Exercise prompt: Read the records below. Copy each line where the string "images" occurs.

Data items
========================================

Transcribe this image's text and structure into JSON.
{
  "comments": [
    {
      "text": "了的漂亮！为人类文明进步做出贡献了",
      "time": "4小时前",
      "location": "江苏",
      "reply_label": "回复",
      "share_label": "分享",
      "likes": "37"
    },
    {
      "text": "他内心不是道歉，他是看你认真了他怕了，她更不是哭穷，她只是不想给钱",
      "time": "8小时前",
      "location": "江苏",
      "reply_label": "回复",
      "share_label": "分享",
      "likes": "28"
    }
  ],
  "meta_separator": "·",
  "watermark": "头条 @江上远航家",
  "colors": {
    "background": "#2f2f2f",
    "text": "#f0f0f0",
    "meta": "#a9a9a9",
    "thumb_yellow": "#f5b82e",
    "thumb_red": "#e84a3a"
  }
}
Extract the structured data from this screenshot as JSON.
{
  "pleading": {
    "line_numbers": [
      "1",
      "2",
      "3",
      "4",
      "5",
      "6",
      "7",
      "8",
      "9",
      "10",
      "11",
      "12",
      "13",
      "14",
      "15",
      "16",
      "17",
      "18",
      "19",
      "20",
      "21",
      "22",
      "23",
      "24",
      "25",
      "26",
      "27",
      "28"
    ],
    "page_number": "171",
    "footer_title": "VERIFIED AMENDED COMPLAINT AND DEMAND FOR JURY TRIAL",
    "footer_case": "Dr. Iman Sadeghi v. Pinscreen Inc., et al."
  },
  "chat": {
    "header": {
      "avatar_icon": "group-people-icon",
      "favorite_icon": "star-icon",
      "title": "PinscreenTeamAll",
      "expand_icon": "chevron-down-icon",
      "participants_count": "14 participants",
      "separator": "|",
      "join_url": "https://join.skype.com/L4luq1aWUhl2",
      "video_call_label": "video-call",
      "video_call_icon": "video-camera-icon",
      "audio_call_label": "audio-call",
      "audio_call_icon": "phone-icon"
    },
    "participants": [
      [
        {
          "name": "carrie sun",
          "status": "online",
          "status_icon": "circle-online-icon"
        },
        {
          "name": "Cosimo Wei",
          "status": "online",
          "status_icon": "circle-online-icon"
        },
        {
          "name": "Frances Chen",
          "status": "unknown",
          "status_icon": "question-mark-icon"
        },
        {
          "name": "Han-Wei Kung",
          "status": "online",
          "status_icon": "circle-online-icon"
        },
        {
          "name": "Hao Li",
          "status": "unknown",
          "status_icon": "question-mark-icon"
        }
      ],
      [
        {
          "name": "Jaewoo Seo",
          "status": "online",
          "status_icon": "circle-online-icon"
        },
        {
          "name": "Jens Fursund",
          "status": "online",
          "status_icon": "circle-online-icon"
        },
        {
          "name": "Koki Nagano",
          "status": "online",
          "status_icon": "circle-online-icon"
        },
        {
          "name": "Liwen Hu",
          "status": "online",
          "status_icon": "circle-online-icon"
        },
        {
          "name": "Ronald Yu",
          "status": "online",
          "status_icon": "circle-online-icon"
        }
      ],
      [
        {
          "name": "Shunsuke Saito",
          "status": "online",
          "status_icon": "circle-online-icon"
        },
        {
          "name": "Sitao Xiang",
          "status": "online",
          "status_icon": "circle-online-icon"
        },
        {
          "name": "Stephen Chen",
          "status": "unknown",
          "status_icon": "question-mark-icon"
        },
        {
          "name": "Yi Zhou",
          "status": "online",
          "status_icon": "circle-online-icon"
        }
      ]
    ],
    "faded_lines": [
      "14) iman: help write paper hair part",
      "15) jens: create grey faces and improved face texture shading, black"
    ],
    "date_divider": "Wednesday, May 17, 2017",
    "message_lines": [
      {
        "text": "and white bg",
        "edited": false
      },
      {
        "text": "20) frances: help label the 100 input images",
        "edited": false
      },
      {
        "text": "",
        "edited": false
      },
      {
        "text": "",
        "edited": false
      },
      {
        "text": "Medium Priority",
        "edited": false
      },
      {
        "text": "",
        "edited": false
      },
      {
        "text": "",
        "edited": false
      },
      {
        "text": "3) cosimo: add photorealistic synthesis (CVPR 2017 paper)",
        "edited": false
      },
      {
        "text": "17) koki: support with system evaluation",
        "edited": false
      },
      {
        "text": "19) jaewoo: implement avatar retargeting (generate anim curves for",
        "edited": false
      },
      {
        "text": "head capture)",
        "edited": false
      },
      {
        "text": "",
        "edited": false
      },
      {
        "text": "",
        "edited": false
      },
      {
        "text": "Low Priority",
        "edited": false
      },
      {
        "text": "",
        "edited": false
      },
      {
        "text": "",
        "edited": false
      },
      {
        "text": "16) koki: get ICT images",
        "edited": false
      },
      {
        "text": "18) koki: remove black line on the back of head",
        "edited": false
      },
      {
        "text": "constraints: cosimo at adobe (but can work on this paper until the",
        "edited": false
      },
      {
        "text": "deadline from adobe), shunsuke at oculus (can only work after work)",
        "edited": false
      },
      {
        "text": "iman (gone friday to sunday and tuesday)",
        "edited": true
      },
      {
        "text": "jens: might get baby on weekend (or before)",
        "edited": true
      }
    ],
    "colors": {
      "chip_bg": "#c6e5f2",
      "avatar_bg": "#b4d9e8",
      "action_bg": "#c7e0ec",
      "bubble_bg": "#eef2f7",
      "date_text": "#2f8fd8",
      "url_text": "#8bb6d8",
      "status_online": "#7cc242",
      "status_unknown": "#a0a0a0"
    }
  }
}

========================================

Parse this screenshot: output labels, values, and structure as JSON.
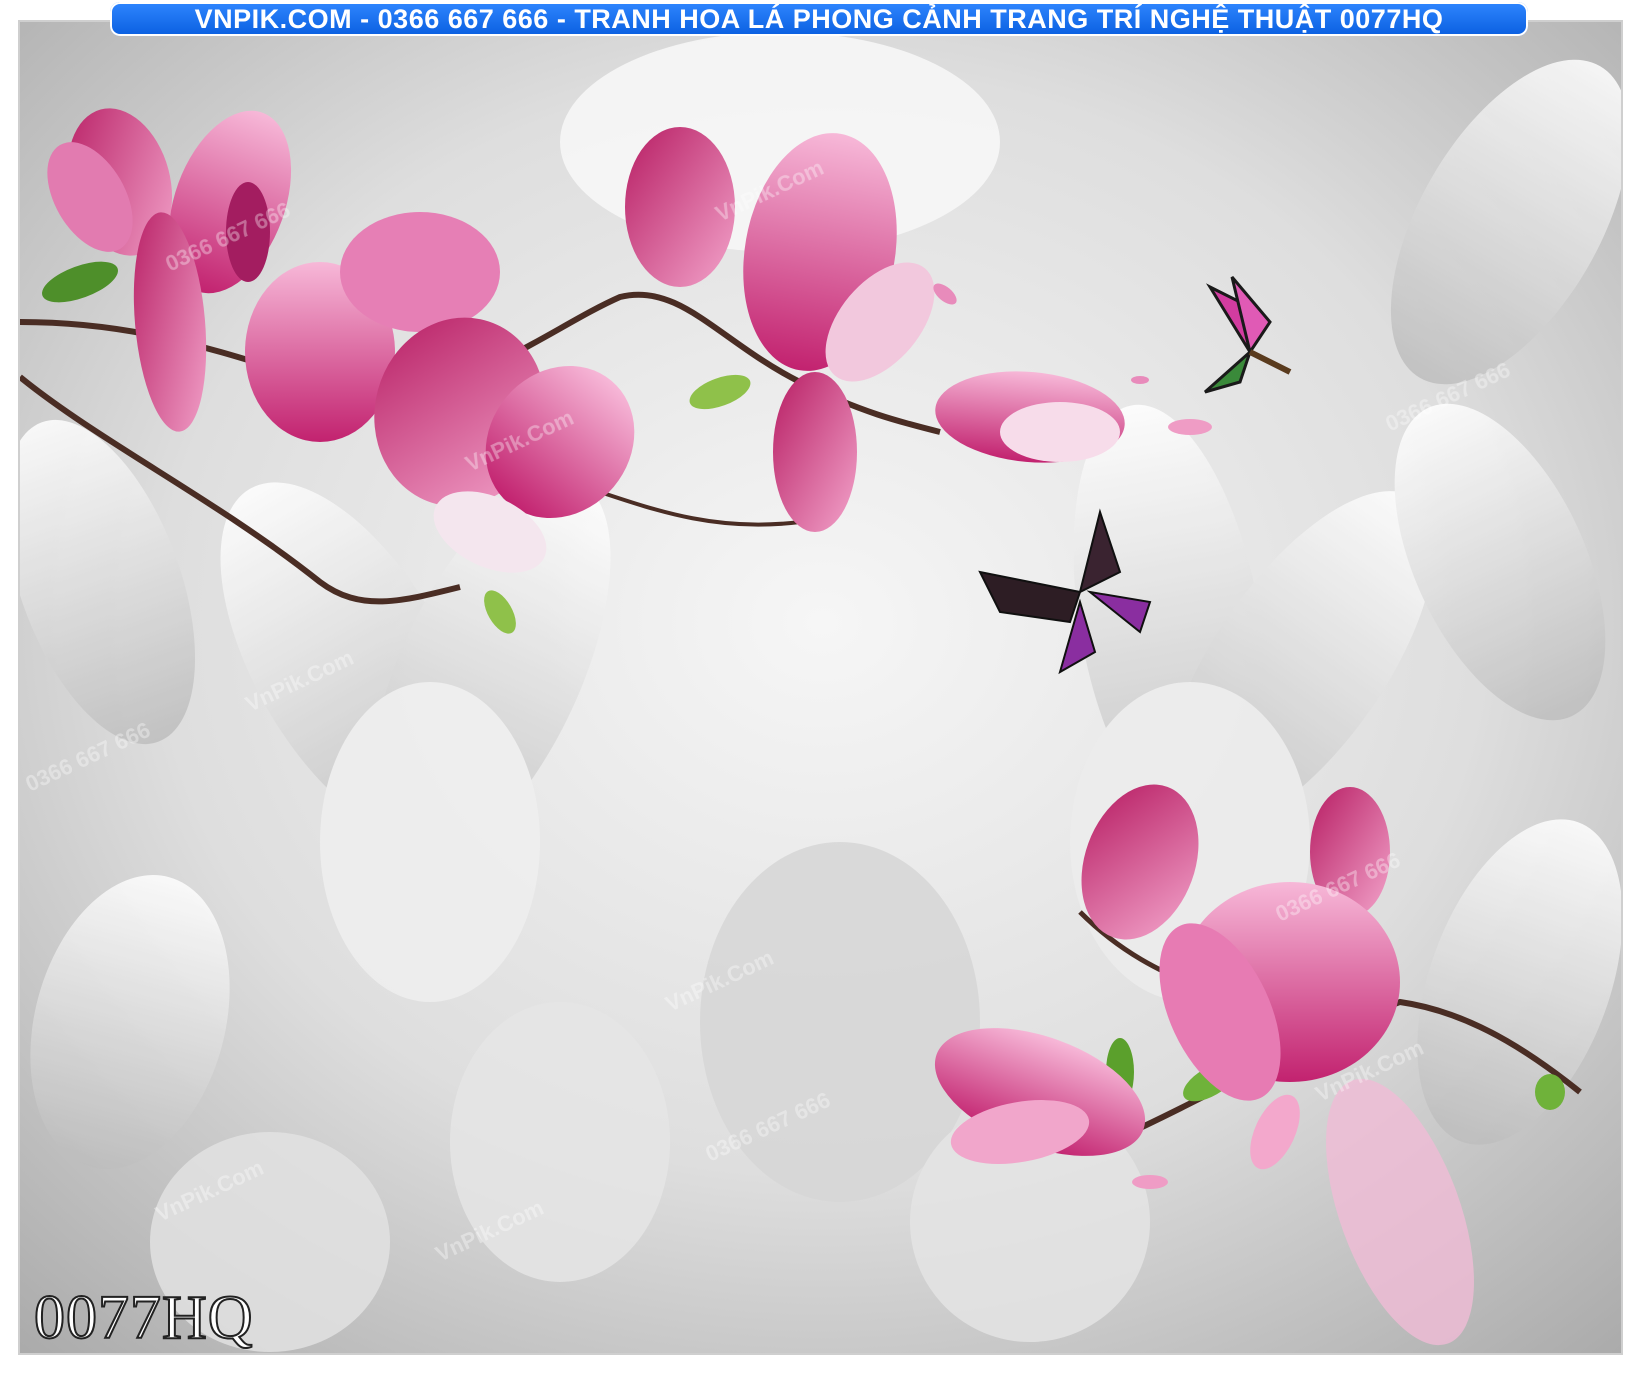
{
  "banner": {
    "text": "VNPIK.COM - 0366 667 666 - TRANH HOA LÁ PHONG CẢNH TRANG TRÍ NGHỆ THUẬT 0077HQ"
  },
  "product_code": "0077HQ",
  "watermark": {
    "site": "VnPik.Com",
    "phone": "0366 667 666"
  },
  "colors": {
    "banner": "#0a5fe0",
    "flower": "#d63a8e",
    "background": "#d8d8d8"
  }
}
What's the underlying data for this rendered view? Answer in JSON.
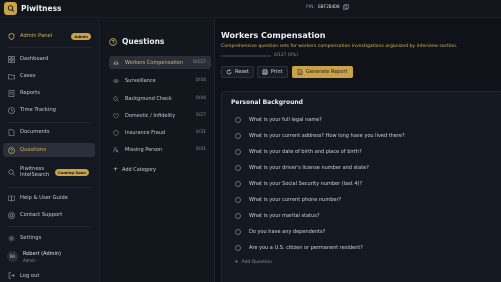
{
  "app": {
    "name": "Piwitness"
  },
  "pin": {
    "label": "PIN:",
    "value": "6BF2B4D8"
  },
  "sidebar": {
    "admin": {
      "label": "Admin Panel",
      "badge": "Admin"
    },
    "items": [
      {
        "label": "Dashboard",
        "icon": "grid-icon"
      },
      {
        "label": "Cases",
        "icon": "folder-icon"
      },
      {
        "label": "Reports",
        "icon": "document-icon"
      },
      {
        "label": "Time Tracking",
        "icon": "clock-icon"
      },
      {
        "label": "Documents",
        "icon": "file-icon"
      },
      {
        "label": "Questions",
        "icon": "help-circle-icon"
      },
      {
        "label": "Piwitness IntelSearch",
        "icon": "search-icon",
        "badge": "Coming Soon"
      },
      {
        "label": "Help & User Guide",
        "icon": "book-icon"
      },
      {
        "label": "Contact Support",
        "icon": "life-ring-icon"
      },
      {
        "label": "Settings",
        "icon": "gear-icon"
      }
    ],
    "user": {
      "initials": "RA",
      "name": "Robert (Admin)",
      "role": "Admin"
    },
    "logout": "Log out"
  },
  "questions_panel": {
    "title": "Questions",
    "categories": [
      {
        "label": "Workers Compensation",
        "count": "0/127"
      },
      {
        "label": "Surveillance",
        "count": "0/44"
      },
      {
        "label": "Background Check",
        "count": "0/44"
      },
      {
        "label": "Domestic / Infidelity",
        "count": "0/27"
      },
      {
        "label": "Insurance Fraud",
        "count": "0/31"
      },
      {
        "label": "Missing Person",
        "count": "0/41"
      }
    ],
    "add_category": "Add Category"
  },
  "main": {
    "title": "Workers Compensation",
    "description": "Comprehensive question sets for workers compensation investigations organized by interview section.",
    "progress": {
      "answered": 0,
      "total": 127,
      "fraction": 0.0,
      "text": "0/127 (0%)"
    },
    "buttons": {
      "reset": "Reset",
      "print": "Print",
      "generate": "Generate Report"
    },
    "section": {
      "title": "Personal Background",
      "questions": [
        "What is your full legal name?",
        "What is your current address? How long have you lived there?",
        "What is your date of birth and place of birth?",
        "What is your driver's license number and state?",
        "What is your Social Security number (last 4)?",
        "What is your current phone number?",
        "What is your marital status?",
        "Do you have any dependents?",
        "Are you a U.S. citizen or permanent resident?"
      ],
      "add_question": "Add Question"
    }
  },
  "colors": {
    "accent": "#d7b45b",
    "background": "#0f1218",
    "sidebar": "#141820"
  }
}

========================================

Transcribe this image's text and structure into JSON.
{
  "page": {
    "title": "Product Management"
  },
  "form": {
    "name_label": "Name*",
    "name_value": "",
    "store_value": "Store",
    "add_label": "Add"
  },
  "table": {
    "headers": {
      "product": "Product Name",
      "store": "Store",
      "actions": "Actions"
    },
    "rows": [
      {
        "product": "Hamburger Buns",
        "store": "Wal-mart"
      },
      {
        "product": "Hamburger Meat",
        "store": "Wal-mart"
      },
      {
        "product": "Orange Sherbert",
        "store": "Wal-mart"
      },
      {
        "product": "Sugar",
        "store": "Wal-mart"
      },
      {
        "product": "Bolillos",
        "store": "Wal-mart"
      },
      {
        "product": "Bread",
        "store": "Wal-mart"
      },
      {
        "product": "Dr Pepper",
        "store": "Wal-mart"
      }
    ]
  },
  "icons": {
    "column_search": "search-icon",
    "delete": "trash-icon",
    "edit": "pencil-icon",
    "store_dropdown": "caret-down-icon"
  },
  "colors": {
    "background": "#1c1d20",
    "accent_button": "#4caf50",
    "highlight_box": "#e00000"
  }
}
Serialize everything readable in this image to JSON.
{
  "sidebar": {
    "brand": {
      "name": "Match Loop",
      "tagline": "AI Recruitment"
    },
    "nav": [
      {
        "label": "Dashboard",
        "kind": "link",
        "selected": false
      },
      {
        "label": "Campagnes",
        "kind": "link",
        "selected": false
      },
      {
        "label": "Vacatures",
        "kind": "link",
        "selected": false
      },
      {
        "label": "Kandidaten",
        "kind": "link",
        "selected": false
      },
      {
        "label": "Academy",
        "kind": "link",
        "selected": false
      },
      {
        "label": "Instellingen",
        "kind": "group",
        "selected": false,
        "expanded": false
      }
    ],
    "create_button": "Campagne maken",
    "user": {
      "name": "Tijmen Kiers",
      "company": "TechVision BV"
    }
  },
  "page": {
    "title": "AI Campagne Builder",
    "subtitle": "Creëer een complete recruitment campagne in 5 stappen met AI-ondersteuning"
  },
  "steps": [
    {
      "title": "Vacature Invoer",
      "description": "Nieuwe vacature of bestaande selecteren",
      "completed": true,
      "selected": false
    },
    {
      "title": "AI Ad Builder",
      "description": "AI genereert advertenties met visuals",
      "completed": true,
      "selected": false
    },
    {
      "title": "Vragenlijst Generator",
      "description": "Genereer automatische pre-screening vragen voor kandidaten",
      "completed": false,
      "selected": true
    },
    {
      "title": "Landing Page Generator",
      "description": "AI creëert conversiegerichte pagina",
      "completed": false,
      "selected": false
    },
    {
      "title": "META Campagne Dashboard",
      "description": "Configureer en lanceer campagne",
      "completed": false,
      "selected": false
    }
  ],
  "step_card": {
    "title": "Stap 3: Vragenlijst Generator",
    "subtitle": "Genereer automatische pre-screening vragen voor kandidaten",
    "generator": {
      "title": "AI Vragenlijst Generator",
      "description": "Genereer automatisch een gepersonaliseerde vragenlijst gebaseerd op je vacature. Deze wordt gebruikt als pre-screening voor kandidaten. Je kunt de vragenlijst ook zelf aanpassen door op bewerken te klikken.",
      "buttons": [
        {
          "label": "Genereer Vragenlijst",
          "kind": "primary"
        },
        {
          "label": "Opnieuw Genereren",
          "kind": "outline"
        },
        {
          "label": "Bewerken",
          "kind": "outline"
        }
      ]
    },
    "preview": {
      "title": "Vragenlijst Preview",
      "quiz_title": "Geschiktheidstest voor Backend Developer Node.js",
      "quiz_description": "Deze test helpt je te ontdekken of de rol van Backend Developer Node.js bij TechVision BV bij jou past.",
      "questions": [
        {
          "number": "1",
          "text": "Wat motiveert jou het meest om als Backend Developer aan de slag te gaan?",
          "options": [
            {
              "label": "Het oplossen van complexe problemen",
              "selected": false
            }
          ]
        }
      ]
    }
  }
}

========================================

Exercise answer:
        "text": "20) frances: help label the 100 input images",
        "text": "16) koki: get ICT images",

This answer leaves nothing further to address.